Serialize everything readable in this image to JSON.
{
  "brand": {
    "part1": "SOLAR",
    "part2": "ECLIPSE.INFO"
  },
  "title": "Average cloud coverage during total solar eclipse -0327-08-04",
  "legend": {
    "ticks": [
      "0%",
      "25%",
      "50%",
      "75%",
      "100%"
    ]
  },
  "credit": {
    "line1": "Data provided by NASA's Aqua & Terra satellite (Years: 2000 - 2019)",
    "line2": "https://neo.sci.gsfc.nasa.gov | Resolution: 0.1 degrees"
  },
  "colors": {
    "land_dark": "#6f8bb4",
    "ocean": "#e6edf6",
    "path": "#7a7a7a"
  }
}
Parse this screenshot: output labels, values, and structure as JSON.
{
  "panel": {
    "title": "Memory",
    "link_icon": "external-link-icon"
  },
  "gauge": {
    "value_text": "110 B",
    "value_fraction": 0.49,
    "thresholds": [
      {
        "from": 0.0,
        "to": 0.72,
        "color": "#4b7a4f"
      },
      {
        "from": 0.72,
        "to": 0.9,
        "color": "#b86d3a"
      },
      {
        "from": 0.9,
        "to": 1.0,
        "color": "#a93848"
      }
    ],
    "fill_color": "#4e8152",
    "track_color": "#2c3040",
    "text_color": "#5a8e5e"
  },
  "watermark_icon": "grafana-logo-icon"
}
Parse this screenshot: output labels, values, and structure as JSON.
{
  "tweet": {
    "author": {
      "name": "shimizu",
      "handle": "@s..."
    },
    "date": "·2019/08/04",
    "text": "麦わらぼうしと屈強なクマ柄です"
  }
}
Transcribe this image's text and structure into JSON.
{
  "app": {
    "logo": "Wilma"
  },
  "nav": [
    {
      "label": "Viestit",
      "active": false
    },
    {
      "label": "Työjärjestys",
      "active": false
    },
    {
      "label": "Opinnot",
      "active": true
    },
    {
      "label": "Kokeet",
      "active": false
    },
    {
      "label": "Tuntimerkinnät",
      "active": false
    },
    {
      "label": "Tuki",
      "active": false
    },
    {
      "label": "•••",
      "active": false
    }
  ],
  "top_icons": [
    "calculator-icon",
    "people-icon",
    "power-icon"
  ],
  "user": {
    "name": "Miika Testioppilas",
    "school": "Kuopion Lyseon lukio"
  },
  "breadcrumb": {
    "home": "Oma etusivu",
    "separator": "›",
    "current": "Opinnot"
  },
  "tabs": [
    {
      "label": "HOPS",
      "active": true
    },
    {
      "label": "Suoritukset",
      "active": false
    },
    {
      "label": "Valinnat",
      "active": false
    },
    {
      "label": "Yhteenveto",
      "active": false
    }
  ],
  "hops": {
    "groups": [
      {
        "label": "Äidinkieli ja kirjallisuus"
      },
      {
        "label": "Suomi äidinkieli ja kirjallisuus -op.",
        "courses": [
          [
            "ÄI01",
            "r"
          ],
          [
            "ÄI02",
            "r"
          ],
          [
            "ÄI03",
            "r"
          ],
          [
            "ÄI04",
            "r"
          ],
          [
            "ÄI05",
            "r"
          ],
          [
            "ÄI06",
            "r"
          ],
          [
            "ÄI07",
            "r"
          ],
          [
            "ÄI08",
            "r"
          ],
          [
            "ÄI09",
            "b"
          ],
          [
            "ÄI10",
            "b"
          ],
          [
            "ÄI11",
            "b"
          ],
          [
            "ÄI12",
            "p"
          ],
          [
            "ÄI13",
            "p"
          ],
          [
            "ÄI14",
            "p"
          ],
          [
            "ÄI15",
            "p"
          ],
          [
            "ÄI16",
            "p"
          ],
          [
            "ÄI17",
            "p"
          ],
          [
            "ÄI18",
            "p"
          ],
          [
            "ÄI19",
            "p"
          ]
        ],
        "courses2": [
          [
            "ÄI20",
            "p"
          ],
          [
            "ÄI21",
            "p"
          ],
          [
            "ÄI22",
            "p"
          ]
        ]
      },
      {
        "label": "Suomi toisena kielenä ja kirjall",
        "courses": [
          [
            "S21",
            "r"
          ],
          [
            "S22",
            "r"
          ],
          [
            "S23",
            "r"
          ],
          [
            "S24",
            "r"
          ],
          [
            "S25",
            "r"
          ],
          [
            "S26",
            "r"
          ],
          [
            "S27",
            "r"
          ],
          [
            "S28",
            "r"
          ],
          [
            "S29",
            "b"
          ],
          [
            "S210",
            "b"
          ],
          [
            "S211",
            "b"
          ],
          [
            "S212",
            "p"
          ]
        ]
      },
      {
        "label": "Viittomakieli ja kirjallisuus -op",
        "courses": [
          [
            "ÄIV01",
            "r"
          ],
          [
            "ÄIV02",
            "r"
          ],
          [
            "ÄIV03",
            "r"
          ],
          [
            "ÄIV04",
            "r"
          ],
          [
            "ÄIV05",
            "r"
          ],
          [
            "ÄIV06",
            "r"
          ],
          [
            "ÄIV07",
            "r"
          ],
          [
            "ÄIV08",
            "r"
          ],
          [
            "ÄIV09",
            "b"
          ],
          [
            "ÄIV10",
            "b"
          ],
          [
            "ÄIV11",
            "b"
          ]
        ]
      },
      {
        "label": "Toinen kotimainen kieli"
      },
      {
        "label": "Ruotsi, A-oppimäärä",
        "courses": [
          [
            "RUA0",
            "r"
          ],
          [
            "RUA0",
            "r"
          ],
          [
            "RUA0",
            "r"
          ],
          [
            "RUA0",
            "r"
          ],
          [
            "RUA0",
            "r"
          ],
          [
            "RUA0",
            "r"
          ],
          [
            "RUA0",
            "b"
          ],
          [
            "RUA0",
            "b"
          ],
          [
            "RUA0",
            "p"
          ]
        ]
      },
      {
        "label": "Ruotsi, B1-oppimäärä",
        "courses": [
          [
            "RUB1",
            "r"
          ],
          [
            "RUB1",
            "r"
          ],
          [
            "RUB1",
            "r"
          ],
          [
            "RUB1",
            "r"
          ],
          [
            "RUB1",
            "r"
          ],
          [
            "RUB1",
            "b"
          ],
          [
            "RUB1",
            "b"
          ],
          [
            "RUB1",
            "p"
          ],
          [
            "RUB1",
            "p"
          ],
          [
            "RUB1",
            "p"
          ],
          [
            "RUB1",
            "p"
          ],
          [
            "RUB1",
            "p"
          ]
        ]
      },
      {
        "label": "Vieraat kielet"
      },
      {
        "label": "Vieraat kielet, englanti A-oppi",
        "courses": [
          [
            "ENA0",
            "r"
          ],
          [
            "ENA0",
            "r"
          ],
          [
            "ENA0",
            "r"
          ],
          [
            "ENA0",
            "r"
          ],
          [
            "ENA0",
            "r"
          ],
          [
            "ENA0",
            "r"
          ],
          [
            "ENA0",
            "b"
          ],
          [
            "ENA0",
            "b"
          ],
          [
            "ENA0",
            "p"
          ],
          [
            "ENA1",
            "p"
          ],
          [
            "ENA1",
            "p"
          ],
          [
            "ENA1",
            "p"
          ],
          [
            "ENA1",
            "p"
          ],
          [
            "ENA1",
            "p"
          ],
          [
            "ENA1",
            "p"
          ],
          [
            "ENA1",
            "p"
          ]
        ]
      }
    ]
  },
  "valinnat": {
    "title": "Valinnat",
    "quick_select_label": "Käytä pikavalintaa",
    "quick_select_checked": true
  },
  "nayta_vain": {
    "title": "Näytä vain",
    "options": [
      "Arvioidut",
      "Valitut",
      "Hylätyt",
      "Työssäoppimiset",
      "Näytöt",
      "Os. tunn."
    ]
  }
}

----------

• [The task] Filter the listing for the word "logo" and copy every line that holds it.

• [Result of the task]
  "watermark_icon": "grafana-logo-icon"
    "logo": "Wilma"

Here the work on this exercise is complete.